* [Task objective] Leave the pictures out and print every record below exactly as it stands.

* [Records provided]

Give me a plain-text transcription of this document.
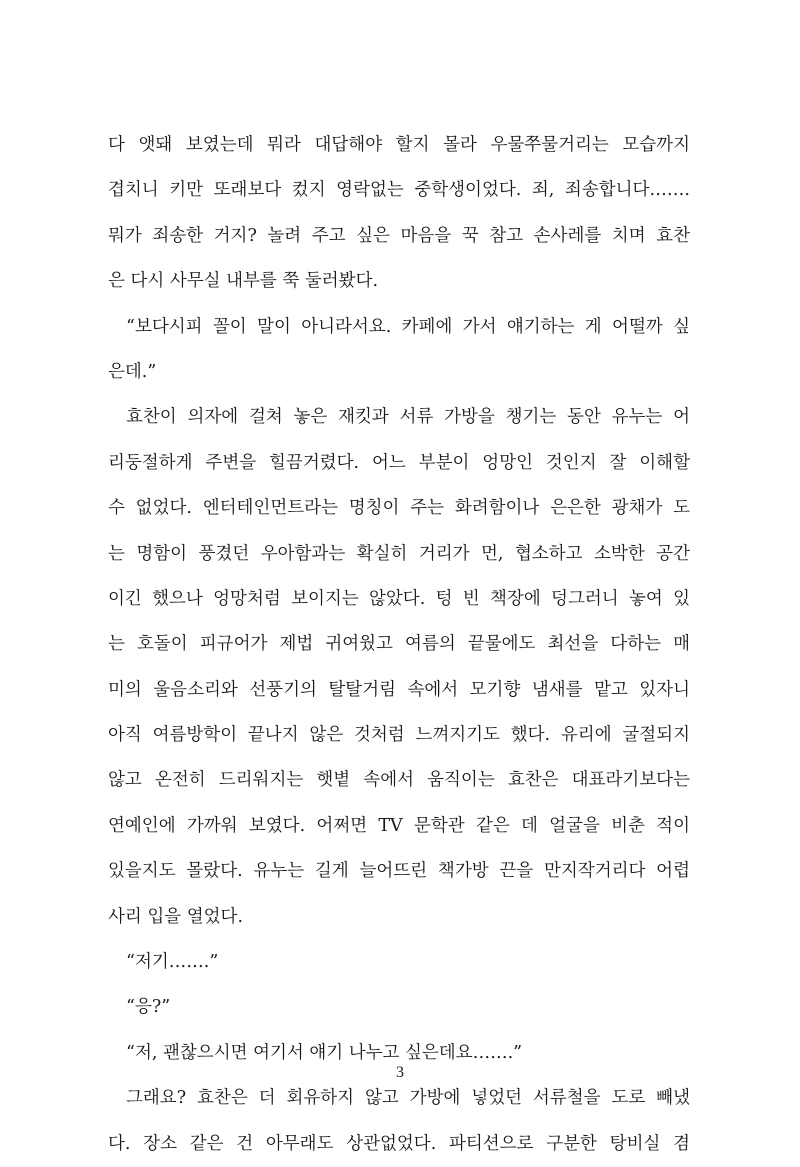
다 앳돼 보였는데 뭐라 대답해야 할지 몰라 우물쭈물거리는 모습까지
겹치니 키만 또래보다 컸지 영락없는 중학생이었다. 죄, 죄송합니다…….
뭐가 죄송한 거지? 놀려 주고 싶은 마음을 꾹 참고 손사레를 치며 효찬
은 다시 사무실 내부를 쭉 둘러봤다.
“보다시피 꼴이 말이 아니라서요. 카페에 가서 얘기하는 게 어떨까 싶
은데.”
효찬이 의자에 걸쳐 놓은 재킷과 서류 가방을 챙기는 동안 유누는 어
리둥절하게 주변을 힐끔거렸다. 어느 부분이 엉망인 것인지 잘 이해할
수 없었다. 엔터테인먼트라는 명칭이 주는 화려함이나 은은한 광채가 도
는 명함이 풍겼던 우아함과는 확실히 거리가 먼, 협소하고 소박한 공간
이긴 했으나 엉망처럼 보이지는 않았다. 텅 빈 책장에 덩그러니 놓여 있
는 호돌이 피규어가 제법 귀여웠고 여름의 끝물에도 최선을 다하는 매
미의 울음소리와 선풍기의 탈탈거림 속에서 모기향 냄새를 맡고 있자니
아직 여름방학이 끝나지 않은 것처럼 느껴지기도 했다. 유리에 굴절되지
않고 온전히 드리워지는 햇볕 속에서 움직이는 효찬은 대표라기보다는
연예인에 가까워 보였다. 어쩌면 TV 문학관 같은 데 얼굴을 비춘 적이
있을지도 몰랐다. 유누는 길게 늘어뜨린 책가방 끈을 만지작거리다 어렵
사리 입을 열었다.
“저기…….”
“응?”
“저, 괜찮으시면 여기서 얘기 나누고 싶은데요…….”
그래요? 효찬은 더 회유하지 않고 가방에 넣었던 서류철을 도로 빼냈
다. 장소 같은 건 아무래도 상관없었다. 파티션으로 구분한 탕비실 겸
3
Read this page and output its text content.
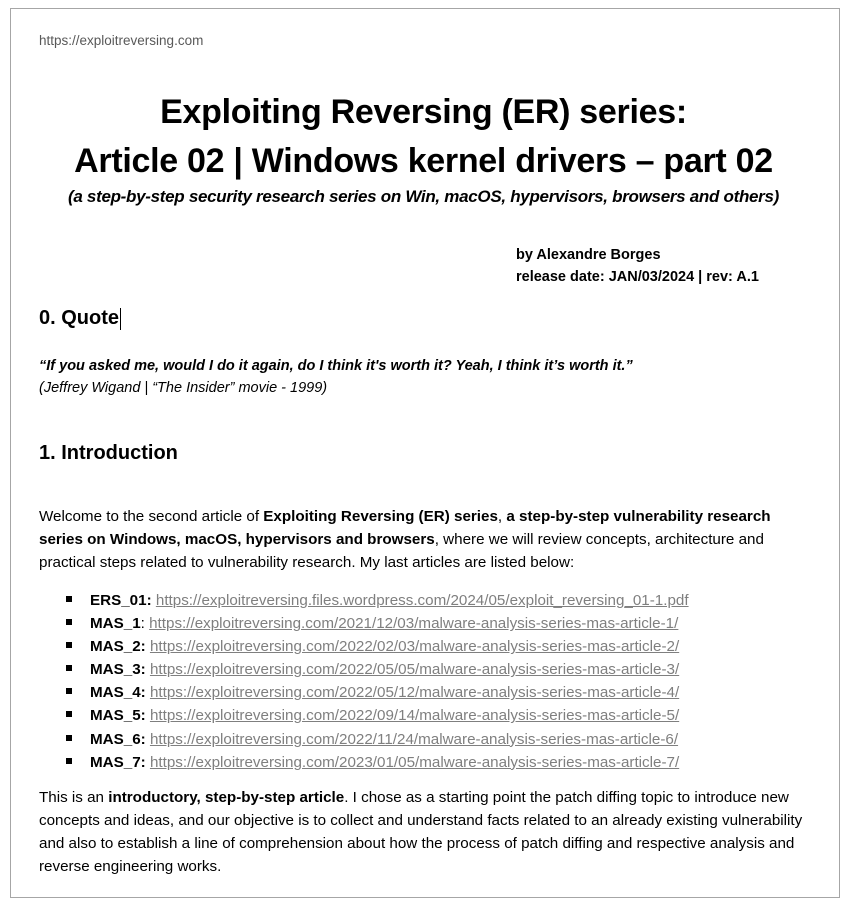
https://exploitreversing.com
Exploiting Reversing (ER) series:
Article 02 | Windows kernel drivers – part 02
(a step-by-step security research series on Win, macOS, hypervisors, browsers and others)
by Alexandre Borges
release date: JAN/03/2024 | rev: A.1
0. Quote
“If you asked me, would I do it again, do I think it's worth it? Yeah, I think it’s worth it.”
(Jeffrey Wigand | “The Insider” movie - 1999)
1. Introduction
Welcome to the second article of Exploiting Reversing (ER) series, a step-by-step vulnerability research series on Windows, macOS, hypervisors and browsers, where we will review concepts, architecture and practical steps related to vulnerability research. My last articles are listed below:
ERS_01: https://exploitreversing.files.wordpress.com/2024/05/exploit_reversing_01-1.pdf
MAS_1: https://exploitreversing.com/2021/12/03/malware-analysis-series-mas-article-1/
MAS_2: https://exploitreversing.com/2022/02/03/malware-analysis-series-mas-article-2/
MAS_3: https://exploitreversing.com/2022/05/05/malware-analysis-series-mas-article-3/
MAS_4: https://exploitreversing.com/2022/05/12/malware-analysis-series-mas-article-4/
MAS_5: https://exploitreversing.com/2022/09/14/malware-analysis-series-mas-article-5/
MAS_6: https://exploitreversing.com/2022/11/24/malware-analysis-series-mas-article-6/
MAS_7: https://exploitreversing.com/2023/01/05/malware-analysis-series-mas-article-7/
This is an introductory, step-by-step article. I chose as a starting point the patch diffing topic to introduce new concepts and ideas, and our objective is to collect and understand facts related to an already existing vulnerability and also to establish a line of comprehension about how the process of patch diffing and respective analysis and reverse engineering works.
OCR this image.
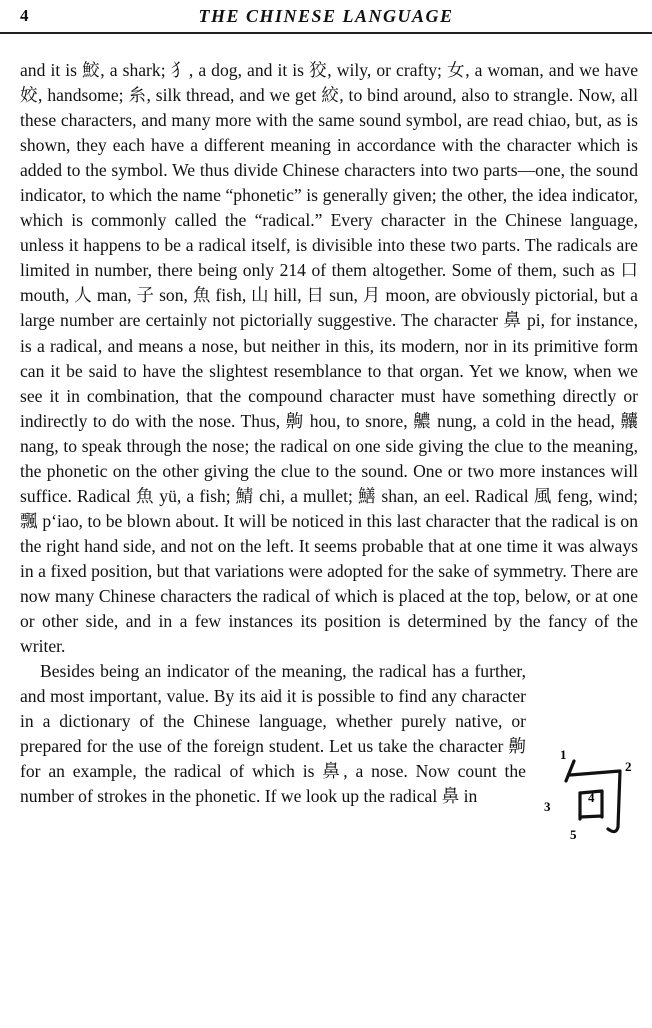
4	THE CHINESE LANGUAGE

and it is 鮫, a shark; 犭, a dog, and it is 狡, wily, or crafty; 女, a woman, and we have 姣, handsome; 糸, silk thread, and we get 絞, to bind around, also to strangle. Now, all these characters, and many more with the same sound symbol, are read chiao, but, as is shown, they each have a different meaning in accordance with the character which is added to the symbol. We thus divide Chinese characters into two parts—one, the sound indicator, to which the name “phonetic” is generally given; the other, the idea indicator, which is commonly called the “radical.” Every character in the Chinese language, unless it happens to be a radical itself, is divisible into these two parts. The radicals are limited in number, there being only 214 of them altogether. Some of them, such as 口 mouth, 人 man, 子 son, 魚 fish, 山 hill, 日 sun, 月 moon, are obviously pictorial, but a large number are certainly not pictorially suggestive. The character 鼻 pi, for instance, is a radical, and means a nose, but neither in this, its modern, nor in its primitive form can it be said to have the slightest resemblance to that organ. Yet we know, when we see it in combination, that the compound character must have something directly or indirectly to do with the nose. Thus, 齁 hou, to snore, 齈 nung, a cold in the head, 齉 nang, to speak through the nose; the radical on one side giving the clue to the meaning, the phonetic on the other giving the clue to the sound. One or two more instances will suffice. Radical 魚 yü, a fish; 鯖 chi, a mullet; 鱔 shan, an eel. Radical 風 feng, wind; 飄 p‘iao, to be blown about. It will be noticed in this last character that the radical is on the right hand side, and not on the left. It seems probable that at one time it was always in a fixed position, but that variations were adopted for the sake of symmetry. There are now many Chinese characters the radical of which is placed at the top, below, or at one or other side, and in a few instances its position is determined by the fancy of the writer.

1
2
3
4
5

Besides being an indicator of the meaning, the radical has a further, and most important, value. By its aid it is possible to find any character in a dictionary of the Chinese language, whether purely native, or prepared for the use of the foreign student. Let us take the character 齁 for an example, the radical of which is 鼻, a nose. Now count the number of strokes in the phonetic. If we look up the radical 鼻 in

* [Right answer]
Give me a plain-text transcription of this document.
다 앳돼 보였는데 뭐라 대답해야 할지 몰라 우물쭈물거리는 모습까지
겹치니 키만 또래보다 컸지 영락없는 중학생이었다. 죄, 죄송합니다…….
뭐가 죄송한 거지? 놀려 주고 싶은 마음을 꾹 참고 손사레를 치며 효찬
은 다시 사무실 내부를 쭉 둘러봤다.
“보다시피 꼴이 말이 아니라서요. 카페에 가서 얘기하는 게 어떨까 싶
은데.”
효찬이 의자에 걸쳐 놓은 재킷과 서류 가방을 챙기는 동안 유누는 어
리둥절하게 주변을 힐끔거렸다. 어느 부분이 엉망인 것인지 잘 이해할
수 없었다. 엔터테인먼트라는 명칭이 주는 화려함이나 은은한 광채가 도
는 명함이 풍겼던 우아함과는 확실히 거리가 먼, 협소하고 소박한 공간
이긴 했으나 엉망처럼 보이지는 않았다. 텅 빈 책장에 덩그러니 놓여 있
는 호돌이 피규어가 제법 귀여웠고 여름의 끝물에도 최선을 다하는 매
미의 울음소리와 선풍기의 탈탈거림 속에서 모기향 냄새를 맡고 있자니
아직 여름방학이 끝나지 않은 것처럼 느껴지기도 했다. 유리에 굴절되지
않고 온전히 드리워지는 햇볕 속에서 움직이는 효찬은 대표라기보다는
연예인에 가까워 보였다. 어쩌면 TV 문학관 같은 데 얼굴을 비춘 적이
있을지도 몰랐다. 유누는 길게 늘어뜨린 책가방 끈을 만지작거리다 어렵
사리 입을 열었다.
“저기…….”
“응?”
“저, 괜찮으시면 여기서 얘기 나누고 싶은데요…….”
그래요? 효찬은 더 회유하지 않고 가방에 넣었던 서류철을 도로 빼냈
다. 장소 같은 건 아무래도 상관없었다. 파티션으로 구분한 탕비실 겸
3
Read this page and output its text content.
https://exploitreversing.com
Exploiting Reversing (ER) series:
Article 02 | Windows kernel drivers – part 02
(a step-by-step security research series on Win, macOS, hypervisors, browsers and others)
by Alexandre Borges
release date: JAN/03/2024 | rev: A.1
0. Quote
“If you asked me, would I do it again, do I think it's worth it? Yeah, I think it’s worth it.”
(Jeffrey Wigand | “The Insider” movie - 1999)
1. Introduction
Welcome to the second article of Exploiting Reversing (ER) series, a step-by-step vulnerability research series on Windows, macOS, hypervisors and browsers, where we will review concepts, architecture and practical steps related to vulnerability research. My last articles are listed below:
ERS_01: https://exploitreversing.files.wordpress.com/2024/05/exploit_reversing_01-1.pdf
MAS_1: https://exploitreversing.com/2021/12/03/malware-analysis-series-mas-article-1/
MAS_2: https://exploitreversing.com/2022/02/03/malware-analysis-series-mas-article-2/
MAS_3: https://exploitreversing.com/2022/05/05/malware-analysis-series-mas-article-3/
MAS_4: https://exploitreversing.com/2022/05/12/malware-analysis-series-mas-article-4/
MAS_5: https://exploitreversing.com/2022/09/14/malware-analysis-series-mas-article-5/
MAS_6: https://exploitreversing.com/2022/11/24/malware-analysis-series-mas-article-6/
MAS_7: https://exploitreversing.com/2023/01/05/malware-analysis-series-mas-article-7/
This is an introductory, step-by-step article. I chose as a starting point the patch diffing topic to introduce new concepts and ideas, and our objective is to collect and understand facts related to an already existing vulnerability and also to establish a line of comprehension about how the process of patch diffing and respective analysis and reverse engineering works.
OCR this image.
4	THE CHINESE LANGUAGE

and it is 鮫, a shark; 犭, a dog, and it is 狡, wily, or crafty; 女, a woman, and we have 姣, handsome; 糸, silk thread, and we get 絞, to bind around, also to strangle. Now, all these characters, and many more with the same sound symbol, are read chiao, but, as is shown, they each have a different meaning in accordance with the character which is added to the symbol. We thus divide Chinese characters into two parts—one, the sound indicator, to which the name “phonetic” is generally given; the other, the idea indicator, which is commonly called the “radical.” Every character in the Chinese language, unless it happens to be a radical itself, is divisible into these two parts. The radicals are limited in number, there being only 214 of them altogether. Some of them, such as 口 mouth, 人 man, 子 son, 魚 fish, 山 hill, 日 sun, 月 moon, are obviously pictorial, but a large number are certainly not pictorially suggestive. The character 鼻 pi, for instance, is a radical, and means a nose, but neither in this, its modern, nor in its primitive form can it be said to have the slightest resemblance to that organ. Yet we know, when we see it in combination, that the compound character must have something directly or indirectly to do with the nose. Thus, 齁 hou, to snore, 齈 nung, a cold in the head, 齉 nang, to speak through the nose; the radical on one side giving the clue to the meaning, the phonetic on the other giving the clue to the sound. One or two more instances will suffice. Radical 魚 yü, a fish; 鯖 chi, a mullet; 鱔 shan, an eel. Radical 風 feng, wind; 飄 p‘iao, to be blown about. It will be noticed in this last character that the radical is on the right hand side, and not on the left. It seems probable that at one time it was always in a fixed position, but that variations were adopted for the sake of symmetry. There are now many Chinese characters the radical of which is placed at the top, below, or at one or other side, and in a few instances its position is determined by the fancy of the writer.

1
2
3
4
5

Besides being an indicator of the meaning, the radical has a further, and most important, value. By its aid it is possible to find any character in a dictionary of the Chinese language, whether purely native, or prepared for the use of the foreign student. Let us take the character 齁 for an example, the radical of which is 鼻, a nose. Now count the number of strokes in the phonetic. If we look up the radical 鼻 in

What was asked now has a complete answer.